__REQUIREMENT__.
Retype the records that come next, word for word.

__PROVIDED ENTRIES__.

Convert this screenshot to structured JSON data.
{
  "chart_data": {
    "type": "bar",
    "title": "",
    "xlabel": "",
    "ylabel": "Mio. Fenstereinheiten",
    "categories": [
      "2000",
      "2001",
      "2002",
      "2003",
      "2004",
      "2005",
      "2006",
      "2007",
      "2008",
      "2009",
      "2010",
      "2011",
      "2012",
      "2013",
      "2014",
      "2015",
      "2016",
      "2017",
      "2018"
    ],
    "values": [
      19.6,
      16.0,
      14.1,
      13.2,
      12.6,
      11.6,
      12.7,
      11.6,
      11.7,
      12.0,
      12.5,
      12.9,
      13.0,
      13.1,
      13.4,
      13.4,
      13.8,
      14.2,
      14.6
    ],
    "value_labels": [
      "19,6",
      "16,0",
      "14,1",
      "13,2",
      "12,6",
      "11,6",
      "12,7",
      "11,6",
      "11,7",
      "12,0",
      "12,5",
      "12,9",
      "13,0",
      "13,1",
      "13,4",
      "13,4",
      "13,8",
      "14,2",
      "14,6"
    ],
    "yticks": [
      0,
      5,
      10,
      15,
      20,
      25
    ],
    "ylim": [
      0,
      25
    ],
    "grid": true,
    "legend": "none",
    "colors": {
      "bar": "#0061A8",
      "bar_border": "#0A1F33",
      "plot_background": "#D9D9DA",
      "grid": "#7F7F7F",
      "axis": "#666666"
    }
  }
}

__SOLUTION TO THE PROBLEM__.
Convert this screenshot to structured JSON data.
{
  "chart_data": {
    "type": "bar",
    "title": "",
    "xlabel": "",
    "ylabel": "Mio. Fenstereinheiten",
    "categories": [
      "2000",
      "2001",
      "2002",
      "2003",
      "2004",
      "2005",
      "2006",
      "2007",
      "2008",
      "2009",
      "2010",
      "2011",
      "2012",
      "2013",
      "2014",
      "2015",
      "2016",
      "2017",
      "2018"
    ],
    "values": [
      19.6,
      16.0,
      14.1,
      13.2,
      12.6,
      11.6,
      12.7,
      11.6,
      11.7,
      12.0,
      12.5,
      12.9,
      13.0,
      13.1,
      13.4,
      13.4,
      13.8,
      14.2,
      14.6
    ],
    "value_labels": [
      "19,6",
      "16,0",
      "14,1",
      "13,2",
      "12,6",
      "11,6",
      "12,7",
      "11,6",
      "11,7",
      "12,0",
      "12,5",
      "12,9",
      "13,0",
      "13,1",
      "13,4",
      "13,4",
      "13,8",
      "14,2",
      "14,6"
    ],
    "yticks": [
      0,
      5,
      10,
      15,
      20,
      25
    ],
    "ylim": [
      0,
      25
    ],
    "grid": true,
    "legend": "none",
    "colors": {
      "bar": "#0061A8",
      "bar_border": "#0A1F33",
      "plot_background": "#D9D9DA",
      "grid": "#7F7F7F",
      "axis": "#666666"
    }
  }
}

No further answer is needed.